# Data provided
>> start
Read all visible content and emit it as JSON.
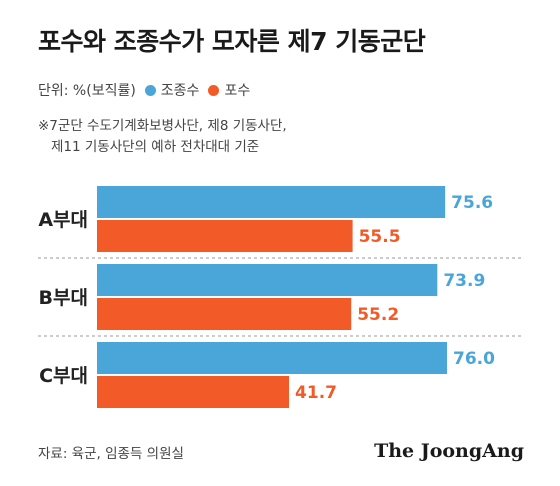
{
  "title": "포수와 조종수가 모자른 제7 기동군단",
  "unit_label": "단위: %(보직률)",
  "note": {
    "line1": "※7군단 수도기계화보병사단, 제8 기동사단,",
    "line2": "제11 기동사단의 예하 전차대대 기준"
  },
  "source": "자료: 육군, 임종득 의원실",
  "brand": "The JoongAng",
  "colors": {
    "driver": "#4aa6d8",
    "gunner": "#f25a27",
    "divider": "#9a9a9a"
  },
  "chart_data": {
    "type": "bar",
    "orientation": "horizontal",
    "categories": [
      "A부대",
      "B부대",
      "C부대"
    ],
    "series": [
      {
        "name": "조종수",
        "values": [
          75.6,
          73.9,
          76.0
        ],
        "labels": [
          "75.6",
          "73.9",
          "76.0"
        ]
      },
      {
        "name": "포수",
        "values": [
          55.5,
          55.2,
          41.7
        ],
        "labels": [
          "55.5",
          "55.2",
          "41.7"
        ]
      }
    ],
    "legend_position": "top-left",
    "grid": false
  }
}
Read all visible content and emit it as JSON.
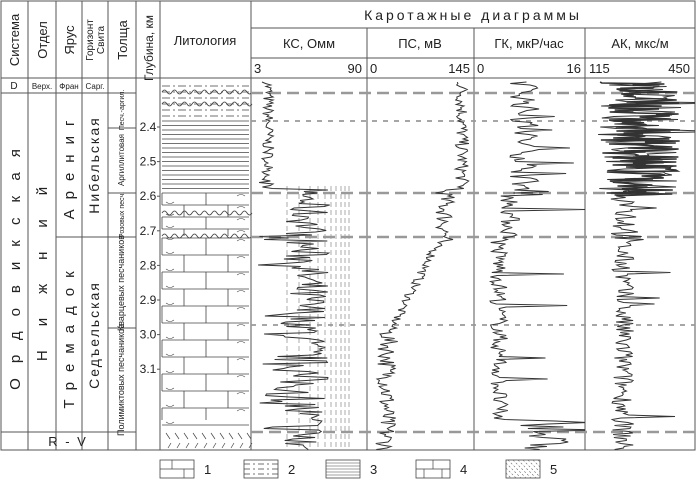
{
  "header": {
    "system": "Система",
    "department": "Отдел",
    "stage": "Ярус",
    "horizon": "Горизонт",
    "suite": "Свита",
    "thickness": "Толща",
    "depth": "Глубина, км",
    "lithology": "Литология",
    "logs_title": "Каротажные диаграммы"
  },
  "tracks": [
    {
      "name": "КС, Омм",
      "min": "3",
      "max": "90"
    },
    {
      "name": "ПС, мВ",
      "min": "0",
      "max": "145"
    },
    {
      "name": "ГК, мкР/час",
      "min": "0",
      "max": "16"
    },
    {
      "name": "АК, мкс/м",
      "min": "115",
      "max": "450"
    }
  ],
  "stratigraphy": {
    "d_row": {
      "system": "D",
      "department": "Верх.",
      "stage": "Фран",
      "horizon": "Сарг."
    },
    "system": "Ордовикская",
    "department": "Нижний",
    "stage_upper": "Арениг",
    "stage_lower": "Тремадок",
    "suite_upper": "Нибельская",
    "suite_lower": "Седъельская",
    "thickness_units": [
      "Песч.-аргил.",
      "Аргиллитовая",
      "Розовых песч.",
      "Кварцевых песчаников",
      "Полимиктовых песчаников"
    ],
    "basement": "R - V"
  },
  "depth_ticks": [
    "2.4",
    "2.5",
    "2.6",
    "2.7",
    "2.8",
    "2.9",
    "3.0",
    "3.1"
  ],
  "legend": [
    "1",
    "2",
    "3",
    "4",
    "5"
  ],
  "colors": {
    "line": "#333333",
    "grid": "#555555",
    "dash": "#999999"
  }
}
>> end
# Exercise requirements
Replicate the material above verbatim; images stay out of the copy.

# Full answer
Read all visible content and emit it as JSON.
{
  "title": "포수와 조종수가 모자른 제7 기동군단",
  "unit_label": "단위: %(보직률)",
  "note": {
    "line1": "※7군단 수도기계화보병사단, 제8 기동사단,",
    "line2": "제11 기동사단의 예하 전차대대 기준"
  },
  "source": "자료: 육군, 임종득 의원실",
  "brand": "The JoongAng",
  "colors": {
    "driver": "#4aa6d8",
    "gunner": "#f25a27",
    "divider": "#9a9a9a"
  },
  "chart_data": {
    "type": "bar",
    "orientation": "horizontal",
    "categories": [
      "A부대",
      "B부대",
      "C부대"
    ],
    "series": [
      {
        "name": "조종수",
        "values": [
          75.6,
          73.9,
          76.0
        ],
        "labels": [
          "75.6",
          "73.9",
          "76.0"
        ]
      },
      {
        "name": "포수",
        "values": [
          55.5,
          55.2,
          41.7
        ],
        "labels": [
          "55.5",
          "55.2",
          "41.7"
        ]
      }
    ],
    "legend_position": "top-left",
    "grid": false
  }
}
Read all visible content and emit it as JSON.
{
  "header": {
    "system": "Система",
    "department": "Отдел",
    "stage": "Ярус",
    "horizon": "Горизонт",
    "suite": "Свита",
    "thickness": "Толща",
    "depth": "Глубина, км",
    "lithology": "Литология",
    "logs_title": "Каротажные диаграммы"
  },
  "tracks": [
    {
      "name": "КС, Омм",
      "min": "3",
      "max": "90"
    },
    {
      "name": "ПС, мВ",
      "min": "0",
      "max": "145"
    },
    {
      "name": "ГК, мкР/час",
      "min": "0",
      "max": "16"
    },
    {
      "name": "АК, мкс/м",
      "min": "115",
      "max": "450"
    }
  ],
  "stratigraphy": {
    "d_row": {
      "system": "D",
      "department": "Верх.",
      "stage": "Фран",
      "horizon": "Сарг."
    },
    "system": "Ордовикская",
    "department": "Нижний",
    "stage_upper": "Арениг",
    "stage_lower": "Тремадок",
    "suite_upper": "Нибельская",
    "suite_lower": "Седъельская",
    "thickness_units": [
      "Песч.-аргил.",
      "Аргиллитовая",
      "Розовых песч.",
      "Кварцевых песчаников",
      "Полимиктовых песчаников"
    ],
    "basement": "R - V"
  },
  "depth_ticks": [
    "2.4",
    "2.5",
    "2.6",
    "2.7",
    "2.8",
    "2.9",
    "3.0",
    "3.1"
  ],
  "legend": [
    "1",
    "2",
    "3",
    "4",
    "5"
  ],
  "colors": {
    "line": "#333333",
    "grid": "#555555",
    "dash": "#999999"
  }
}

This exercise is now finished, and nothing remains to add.